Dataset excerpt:
* start *

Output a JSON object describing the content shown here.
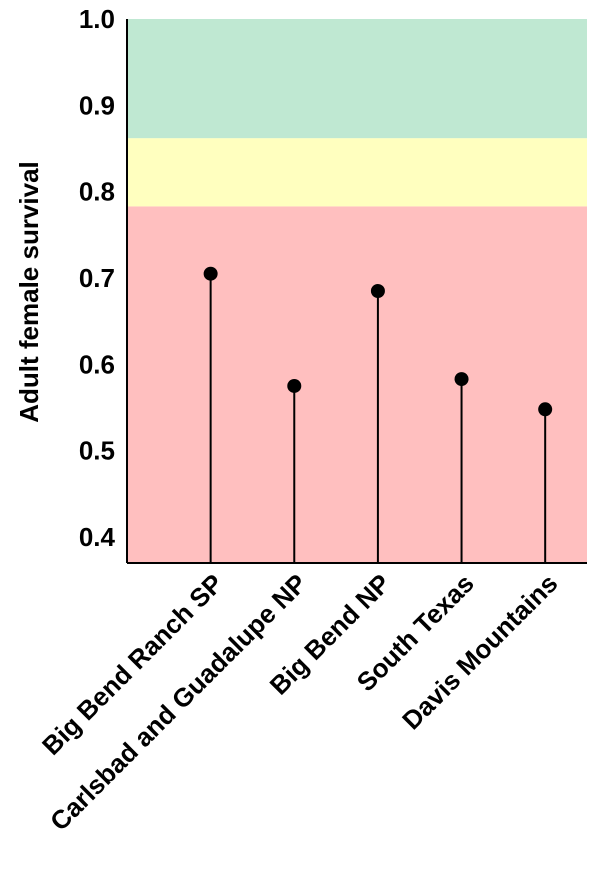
{
  "chart_data": {
    "type": "lollipop",
    "title": "",
    "ylabel": "Adult female survival",
    "xlabel": "",
    "ylim": [
      0.37,
      1.0
    ],
    "yticks": [
      "0.4",
      "0.5",
      "0.6",
      "0.7",
      "0.8",
      "0.9",
      "1.0"
    ],
    "categories": [
      "Big Bend Ranch SP",
      "Carlsbad and Guadalupe NP",
      "Big Bend NP",
      "South Texas",
      "Davis Mountains"
    ],
    "values": [
      0.705,
      0.575,
      0.685,
      0.583,
      0.548
    ],
    "bands": [
      {
        "from": 0.37,
        "to": 0.783,
        "color": "#ffbfbf"
      },
      {
        "from": 0.783,
        "to": 0.862,
        "color": "#ffffbf"
      },
      {
        "from": 0.862,
        "to": 1.0,
        "color": "#bfe8d2"
      }
    ],
    "marker_color": "#000000",
    "grid": false,
    "legend": "none"
  }
}
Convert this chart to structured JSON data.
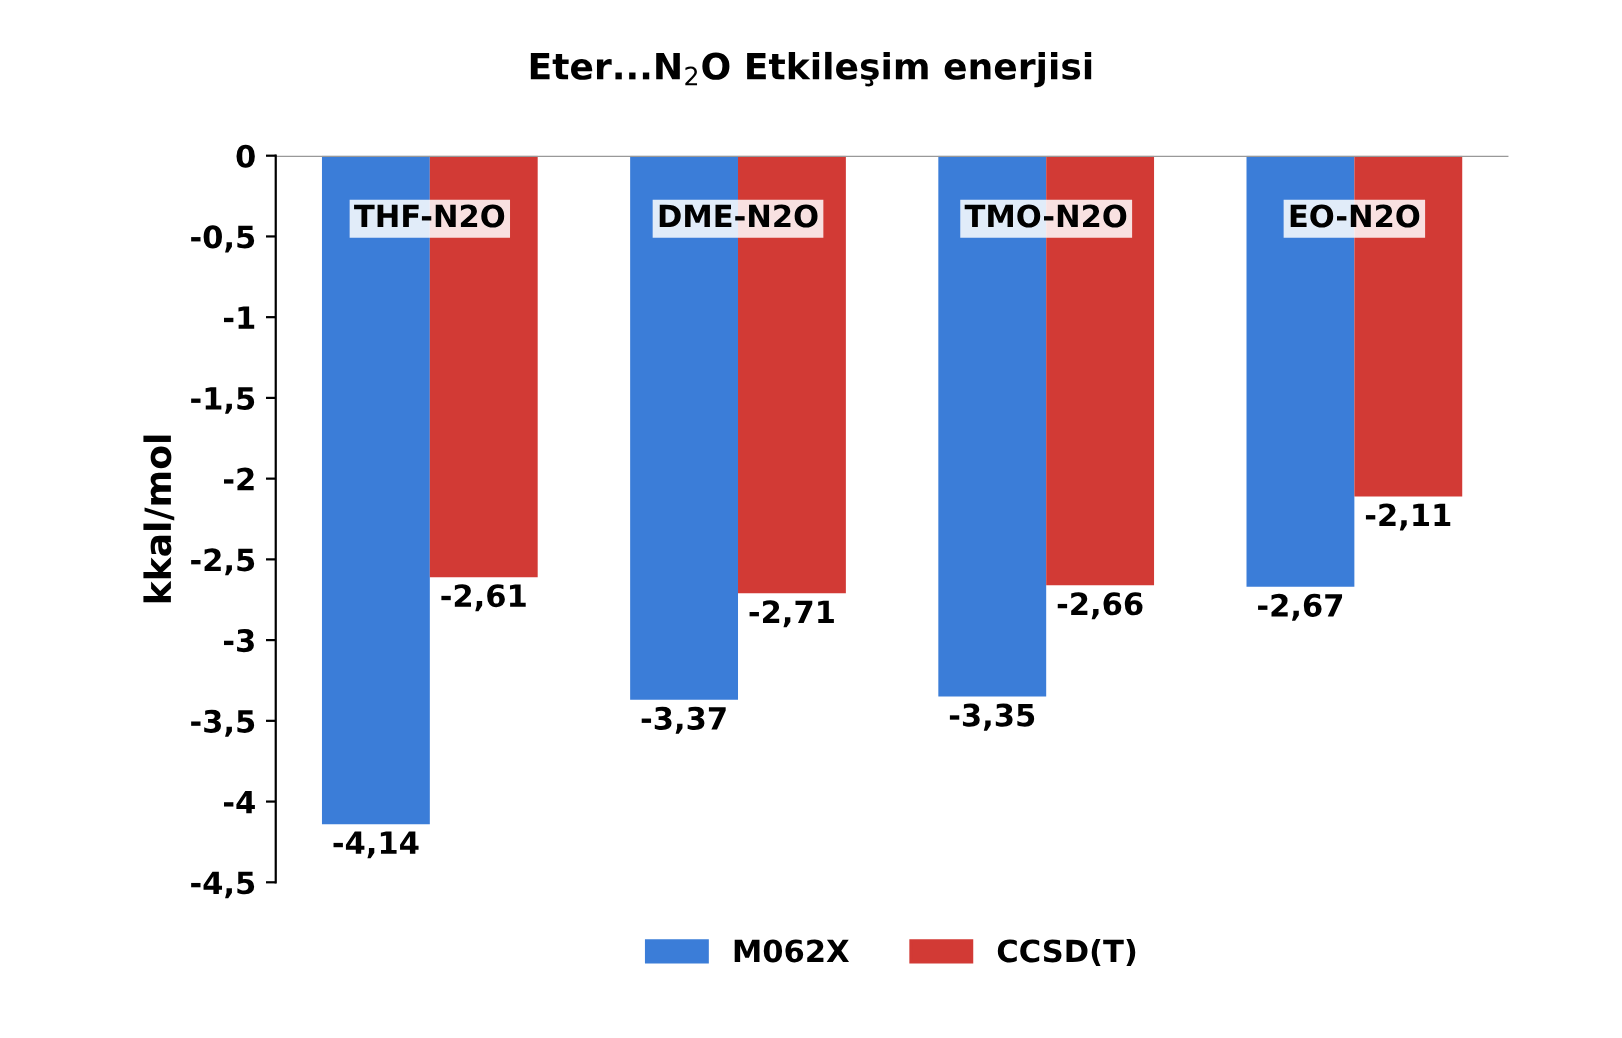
{
  "chart_data": {
    "type": "bar",
    "title": "Eter...N$_{2}$O Etkileşim enerjisi",
    "ylabel": "kkal/mol",
    "categories": [
      "THF-N2O",
      "DME-N2O",
      "TMO-N2O",
      "EO-N2O"
    ],
    "series": [
      {
        "name": "M062X",
        "color": "#3b7dd8",
        "values": [
          -4.14,
          -3.37,
          -3.35,
          -2.67
        ],
        "value_labels": [
          "-4,14",
          "-3,37",
          "-3,35",
          "-2,67"
        ]
      },
      {
        "name": "CCSD(T)",
        "color": "#d23a35",
        "values": [
          -2.61,
          -2.71,
          -2.66,
          -2.11
        ],
        "value_labels": [
          "-2,61",
          "-2,71",
          "-2,66",
          "-2,11"
        ]
      }
    ],
    "ylim": [
      -4.5,
      0
    ],
    "yticks": [
      0,
      {
        "value": -0.5,
        "label": "-0,5"
      },
      -1,
      {
        "value": -1.5,
        "label": "-1,5"
      },
      -2,
      {
        "value": -2.5,
        "label": "-2,5"
      },
      -3,
      {
        "value": -3.5,
        "label": "-3,5"
      },
      -4,
      {
        "value": -4.5,
        "label": "-4,5"
      }
    ],
    "grid": false,
    "legend": "bottom"
  }
}
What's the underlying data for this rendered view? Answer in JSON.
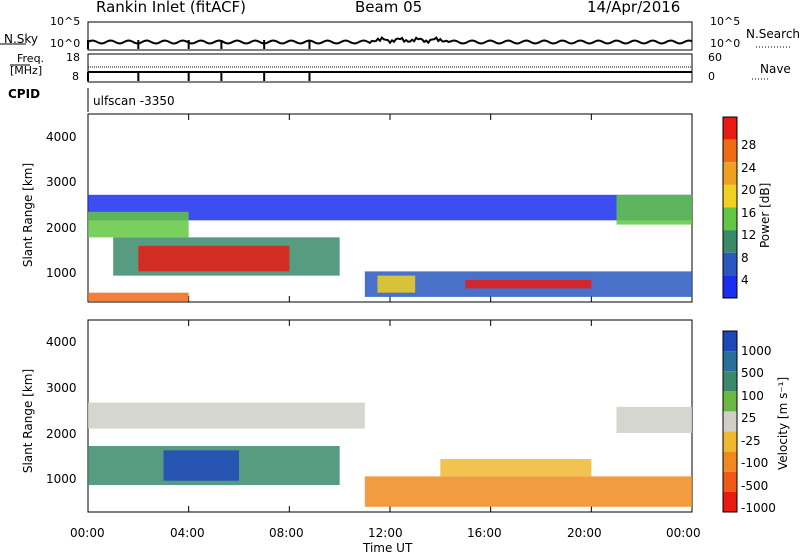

* end *

• _Exercise task_: Reproduce the full material exactly, excluding the pictures.

• _Reply to the exercise_:
Output a JSON object describing the content shown here.
{
  "chart_data": {
    "type": "lollipop",
    "title": "",
    "ylabel": "Adult female survival",
    "xlabel": "",
    "ylim": [
      0.37,
      1.0
    ],
    "yticks": [
      "0.4",
      "0.5",
      "0.6",
      "0.7",
      "0.8",
      "0.9",
      "1.0"
    ],
    "categories": [
      "Big Bend Ranch SP",
      "Carlsbad and Guadalupe NP",
      "Big Bend NP",
      "South Texas",
      "Davis Mountains"
    ],
    "values": [
      0.705,
      0.575,
      0.685,
      0.583,
      0.548
    ],
    "bands": [
      {
        "from": 0.37,
        "to": 0.783,
        "color": "#ffbfbf"
      },
      {
        "from": 0.783,
        "to": 0.862,
        "color": "#ffffbf"
      },
      {
        "from": 0.862,
        "to": 1.0,
        "color": "#bfe8d2"
      }
    ],
    "marker_color": "#000000",
    "grid": false,
    "legend": "none"
  }
}
Convert this chart to structured JSON data.
{
  "chart_data": {
    "type": "bar",
    "title": "Eter...N$_{2}$O Etkileşim enerjisi",
    "ylabel": "kkal/mol",
    "categories": [
      "THF-N2O",
      "DME-N2O",
      "TMO-N2O",
      "EO-N2O"
    ],
    "series": [
      {
        "name": "M062X",
        "color": "#3b7dd8",
        "values": [
          -4.14,
          -3.37,
          -3.35,
          -2.67
        ],
        "value_labels": [
          "-4,14",
          "-3,37",
          "-3,35",
          "-2,67"
        ]
      },
      {
        "name": "CCSD(T)",
        "color": "#d23a35",
        "values": [
          -2.61,
          -2.71,
          -2.66,
          -2.11
        ],
        "value_labels": [
          "-2,61",
          "-2,71",
          "-2,66",
          "-2,11"
        ]
      }
    ],
    "ylim": [
      -4.5,
      0
    ],
    "yticks": [
      0,
      {
        "value": -0.5,
        "label": "-0,5"
      },
      -1,
      {
        "value": -1.5,
        "label": "-1,5"
      },
      -2,
      {
        "value": -2.5,
        "label": "-2,5"
      },
      -3,
      {
        "value": -3.5,
        "label": "-3,5"
      },
      -4,
      {
        "value": -4.5,
        "label": "-4,5"
      }
    ],
    "grid": false,
    "legend": "bottom"
  }
}
What's the underlying data for this rendered view? Answer in JSON.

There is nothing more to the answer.